** BEGIN Materials provided **
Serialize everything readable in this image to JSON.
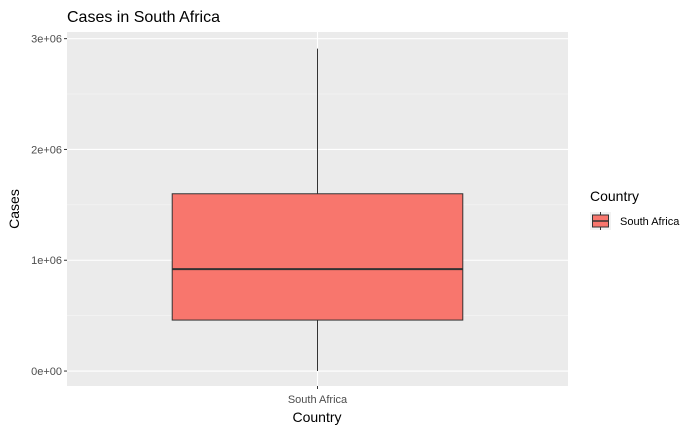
{
  "chart_data": {
    "type": "box",
    "title": "Cases in South Africa",
    "xlabel": "Country",
    "ylabel": "Cases",
    "categories": [
      "South Africa"
    ],
    "y_ticks": [
      {
        "value": 0,
        "label": "0e+00"
      },
      {
        "value": 1000000,
        "label": "1e+06"
      },
      {
        "value": 2000000,
        "label": "2e+06"
      },
      {
        "value": 3000000,
        "label": "3e+06"
      }
    ],
    "ylim": [
      -135000,
      3060000
    ],
    "series": [
      {
        "name": "South Africa",
        "category": "South Africa",
        "whisker_low": 0,
        "q1": 460000,
        "median": 920000,
        "q3": 1600000,
        "whisker_high": 2910000
      }
    ],
    "legend": {
      "title": "Country",
      "position": "right",
      "entries": [
        "South Africa"
      ]
    },
    "colors": {
      "fill": "#F8766D",
      "panel": "#EBEBEB",
      "grid_major": "#FFFFFF",
      "grid_minor": "#F5F5F5",
      "line": "#333333"
    },
    "grid": true
  }
}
** END Materials provided **
◆ Problem requirements ◆
Retype each line of the listing above word for word. Exclude the pictures.

◆ Expected output ◆
Serialize everything readable in this image to JSON.
{
  "chart_data": {
    "type": "box",
    "title": "Cases in South Africa",
    "xlabel": "Country",
    "ylabel": "Cases",
    "categories": [
      "South Africa"
    ],
    "y_ticks": [
      {
        "value": 0,
        "label": "0e+00"
      },
      {
        "value": 1000000,
        "label": "1e+06"
      },
      {
        "value": 2000000,
        "label": "2e+06"
      },
      {
        "value": 3000000,
        "label": "3e+06"
      }
    ],
    "ylim": [
      -135000,
      3060000
    ],
    "series": [
      {
        "name": "South Africa",
        "category": "South Africa",
        "whisker_low": 0,
        "q1": 460000,
        "median": 920000,
        "q3": 1600000,
        "whisker_high": 2910000
      }
    ],
    "legend": {
      "title": "Country",
      "position": "right",
      "entries": [
        "South Africa"
      ]
    },
    "colors": {
      "fill": "#F8766D",
      "panel": "#EBEBEB",
      "grid_major": "#FFFFFF",
      "grid_minor": "#F5F5F5",
      "line": "#333333"
    },
    "grid": true
  }
}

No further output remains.